### TASK
Output every entry exactly as given.

----------

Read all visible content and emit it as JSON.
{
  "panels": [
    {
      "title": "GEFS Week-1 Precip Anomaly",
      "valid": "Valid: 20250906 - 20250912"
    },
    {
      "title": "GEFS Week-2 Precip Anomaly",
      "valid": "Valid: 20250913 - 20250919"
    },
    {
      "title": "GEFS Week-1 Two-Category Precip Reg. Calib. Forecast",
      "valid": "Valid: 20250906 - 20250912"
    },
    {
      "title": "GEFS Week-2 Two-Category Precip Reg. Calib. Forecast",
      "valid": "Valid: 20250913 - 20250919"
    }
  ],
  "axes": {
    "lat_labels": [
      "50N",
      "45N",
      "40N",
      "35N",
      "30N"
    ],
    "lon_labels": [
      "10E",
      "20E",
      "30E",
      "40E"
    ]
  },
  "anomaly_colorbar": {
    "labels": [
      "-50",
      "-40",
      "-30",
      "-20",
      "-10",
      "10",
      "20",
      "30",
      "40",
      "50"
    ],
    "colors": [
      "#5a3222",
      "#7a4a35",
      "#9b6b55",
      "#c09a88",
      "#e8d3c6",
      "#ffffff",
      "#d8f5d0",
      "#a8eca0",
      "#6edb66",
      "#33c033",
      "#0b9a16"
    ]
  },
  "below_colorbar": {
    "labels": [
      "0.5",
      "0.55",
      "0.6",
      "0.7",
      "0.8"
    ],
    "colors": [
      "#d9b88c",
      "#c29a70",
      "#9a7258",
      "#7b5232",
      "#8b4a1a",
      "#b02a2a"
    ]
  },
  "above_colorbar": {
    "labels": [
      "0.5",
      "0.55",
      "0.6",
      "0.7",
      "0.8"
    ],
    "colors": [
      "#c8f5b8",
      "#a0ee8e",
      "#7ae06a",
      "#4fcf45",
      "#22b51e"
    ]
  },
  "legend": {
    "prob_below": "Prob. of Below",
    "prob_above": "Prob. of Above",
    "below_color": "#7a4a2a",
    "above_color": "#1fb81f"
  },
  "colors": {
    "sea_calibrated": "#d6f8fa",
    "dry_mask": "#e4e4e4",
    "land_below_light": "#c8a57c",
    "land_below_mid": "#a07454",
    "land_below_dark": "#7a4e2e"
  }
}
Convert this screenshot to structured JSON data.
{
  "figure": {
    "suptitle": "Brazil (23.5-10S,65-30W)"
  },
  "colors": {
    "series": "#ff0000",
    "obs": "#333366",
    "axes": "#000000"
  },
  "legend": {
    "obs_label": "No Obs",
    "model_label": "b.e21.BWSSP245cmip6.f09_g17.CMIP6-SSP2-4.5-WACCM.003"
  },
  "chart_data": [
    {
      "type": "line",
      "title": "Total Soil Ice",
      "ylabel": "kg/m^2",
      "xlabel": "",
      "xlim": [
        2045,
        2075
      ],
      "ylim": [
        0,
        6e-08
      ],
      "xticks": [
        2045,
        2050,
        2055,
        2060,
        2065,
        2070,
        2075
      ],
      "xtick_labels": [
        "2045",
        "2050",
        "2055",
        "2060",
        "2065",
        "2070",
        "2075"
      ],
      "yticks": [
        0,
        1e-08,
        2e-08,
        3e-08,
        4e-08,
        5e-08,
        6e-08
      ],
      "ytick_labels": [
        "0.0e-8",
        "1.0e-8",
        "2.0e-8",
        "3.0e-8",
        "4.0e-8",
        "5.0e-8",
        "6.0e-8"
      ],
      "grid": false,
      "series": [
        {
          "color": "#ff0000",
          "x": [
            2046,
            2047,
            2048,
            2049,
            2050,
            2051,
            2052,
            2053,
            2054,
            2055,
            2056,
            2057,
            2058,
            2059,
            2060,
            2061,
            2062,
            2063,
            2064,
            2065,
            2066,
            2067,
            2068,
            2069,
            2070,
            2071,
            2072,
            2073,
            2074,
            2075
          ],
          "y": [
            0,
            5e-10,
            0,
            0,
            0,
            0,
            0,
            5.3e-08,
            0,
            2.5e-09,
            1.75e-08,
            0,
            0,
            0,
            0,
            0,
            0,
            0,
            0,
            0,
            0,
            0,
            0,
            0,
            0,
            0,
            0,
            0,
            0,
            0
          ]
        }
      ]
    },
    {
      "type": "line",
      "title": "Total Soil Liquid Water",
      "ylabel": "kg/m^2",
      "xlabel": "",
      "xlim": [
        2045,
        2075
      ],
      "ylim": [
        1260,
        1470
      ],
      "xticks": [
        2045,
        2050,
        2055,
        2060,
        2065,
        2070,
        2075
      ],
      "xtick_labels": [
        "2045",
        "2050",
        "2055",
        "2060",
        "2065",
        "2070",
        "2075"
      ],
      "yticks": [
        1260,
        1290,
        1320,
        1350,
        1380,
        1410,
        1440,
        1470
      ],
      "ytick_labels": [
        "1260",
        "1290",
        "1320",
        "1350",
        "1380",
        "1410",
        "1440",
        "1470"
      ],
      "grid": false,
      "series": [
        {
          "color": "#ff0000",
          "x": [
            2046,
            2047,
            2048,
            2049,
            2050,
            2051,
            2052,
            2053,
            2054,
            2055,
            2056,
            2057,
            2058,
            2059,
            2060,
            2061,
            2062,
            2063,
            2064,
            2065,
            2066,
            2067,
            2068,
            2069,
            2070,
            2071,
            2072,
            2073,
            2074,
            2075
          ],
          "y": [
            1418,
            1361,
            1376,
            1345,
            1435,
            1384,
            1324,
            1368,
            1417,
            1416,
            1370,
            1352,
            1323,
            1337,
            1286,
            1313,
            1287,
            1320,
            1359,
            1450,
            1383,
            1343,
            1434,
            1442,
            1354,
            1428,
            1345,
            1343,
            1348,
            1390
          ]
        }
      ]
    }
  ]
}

----------

### RESULT OF THIS EXERCISE
Read all visible content and emit it as JSON.
{
  "panels": [
    {
      "title": "GEFS Week-1 Precip Anomaly",
      "valid": "Valid: 20250906 - 20250912"
    },
    {
      "title": "GEFS Week-2 Precip Anomaly",
      "valid": "Valid: 20250913 - 20250919"
    },
    {
      "title": "GEFS Week-1 Two-Category Precip Reg. Calib. Forecast",
      "valid": "Valid: 20250906 - 20250912"
    },
    {
      "title": "GEFS Week-2 Two-Category Precip Reg. Calib. Forecast",
      "valid": "Valid: 20250913 - 20250919"
    }
  ],
  "axes": {
    "lat_labels": [
      "50N",
      "45N",
      "40N",
      "35N",
      "30N"
    ],
    "lon_labels": [
      "10E",
      "20E",
      "30E",
      "40E"
    ]
  },
  "anomaly_colorbar": {
    "labels": [
      "-50",
      "-40",
      "-30",
      "-20",
      "-10",
      "10",
      "20",
      "30",
      "40",
      "50"
    ],
    "colors": [
      "#5a3222",
      "#7a4a35",
      "#9b6b55",
      "#c09a88",
      "#e8d3c6",
      "#ffffff",
      "#d8f5d0",
      "#a8eca0",
      "#6edb66",
      "#33c033",
      "#0b9a16"
    ]
  },
  "below_colorbar": {
    "labels": [
      "0.5",
      "0.55",
      "0.6",
      "0.7",
      "0.8"
    ],
    "colors": [
      "#d9b88c",
      "#c29a70",
      "#9a7258",
      "#7b5232",
      "#8b4a1a",
      "#b02a2a"
    ]
  },
  "above_colorbar": {
    "labels": [
      "0.5",
      "0.55",
      "0.6",
      "0.7",
      "0.8"
    ],
    "colors": [
      "#c8f5b8",
      "#a0ee8e",
      "#7ae06a",
      "#4fcf45",
      "#22b51e"
    ]
  },
  "legend": {
    "prob_below": "Prob. of Below",
    "prob_above": "Prob. of Above",
    "below_color": "#7a4a2a",
    "above_color": "#1fb81f"
  },
  "colors": {
    "sea_calibrated": "#d6f8fa",
    "dry_mask": "#e4e4e4",
    "land_below_light": "#c8a57c",
    "land_below_mid": "#a07454",
    "land_below_dark": "#7a4e2e"
  }
}
Convert this screenshot to structured JSON data.
{
  "figure": {
    "suptitle": "Brazil (23.5-10S,65-30W)"
  },
  "colors": {
    "series": "#ff0000",
    "obs": "#333366",
    "axes": "#000000"
  },
  "legend": {
    "obs_label": "No Obs",
    "model_label": "b.e21.BWSSP245cmip6.f09_g17.CMIP6-SSP2-4.5-WACCM.003"
  },
  "chart_data": [
    {
      "type": "line",
      "title": "Total Soil Ice",
      "ylabel": "kg/m^2",
      "xlabel": "",
      "xlim": [
        2045,
        2075
      ],
      "ylim": [
        0,
        6e-08
      ],
      "xticks": [
        2045,
        2050,
        2055,
        2060,
        2065,
        2070,
        2075
      ],
      "xtick_labels": [
        "2045",
        "2050",
        "2055",
        "2060",
        "2065",
        "2070",
        "2075"
      ],
      "yticks": [
        0,
        1e-08,
        2e-08,
        3e-08,
        4e-08,
        5e-08,
        6e-08
      ],
      "ytick_labels": [
        "0.0e-8",
        "1.0e-8",
        "2.0e-8",
        "3.0e-8",
        "4.0e-8",
        "5.0e-8",
        "6.0e-8"
      ],
      "grid": false,
      "series": [
        {
          "color": "#ff0000",
          "x": [
            2046,
            2047,
            2048,
            2049,
            2050,
            2051,
            2052,
            2053,
            2054,
            2055,
            2056,
            2057,
            2058,
            2059,
            2060,
            2061,
            2062,
            2063,
            2064,
            2065,
            2066,
            2067,
            2068,
            2069,
            2070,
            2071,
            2072,
            2073,
            2074,
            2075
          ],
          "y": [
            0,
            5e-10,
            0,
            0,
            0,
            0,
            0,
            5.3e-08,
            0,
            2.5e-09,
            1.75e-08,
            0,
            0,
            0,
            0,
            0,
            0,
            0,
            0,
            0,
            0,
            0,
            0,
            0,
            0,
            0,
            0,
            0,
            0,
            0
          ]
        }
      ]
    },
    {
      "type": "line",
      "title": "Total Soil Liquid Water",
      "ylabel": "kg/m^2",
      "xlabel": "",
      "xlim": [
        2045,
        2075
      ],
      "ylim": [
        1260,
        1470
      ],
      "xticks": [
        2045,
        2050,
        2055,
        2060,
        2065,
        2070,
        2075
      ],
      "xtick_labels": [
        "2045",
        "2050",
        "2055",
        "2060",
        "2065",
        "2070",
        "2075"
      ],
      "yticks": [
        1260,
        1290,
        1320,
        1350,
        1380,
        1410,
        1440,
        1470
      ],
      "ytick_labels": [
        "1260",
        "1290",
        "1320",
        "1350",
        "1380",
        "1410",
        "1440",
        "1470"
      ],
      "grid": false,
      "series": [
        {
          "color": "#ff0000",
          "x": [
            2046,
            2047,
            2048,
            2049,
            2050,
            2051,
            2052,
            2053,
            2054,
            2055,
            2056,
            2057,
            2058,
            2059,
            2060,
            2061,
            2062,
            2063,
            2064,
            2065,
            2066,
            2067,
            2068,
            2069,
            2070,
            2071,
            2072,
            2073,
            2074,
            2075
          ],
          "y": [
            1418,
            1361,
            1376,
            1345,
            1435,
            1384,
            1324,
            1368,
            1417,
            1416,
            1370,
            1352,
            1323,
            1337,
            1286,
            1313,
            1287,
            1320,
            1359,
            1450,
            1383,
            1343,
            1434,
            1442,
            1354,
            1428,
            1345,
            1343,
            1348,
            1390
          ]
        }
      ]
    }
  ]
}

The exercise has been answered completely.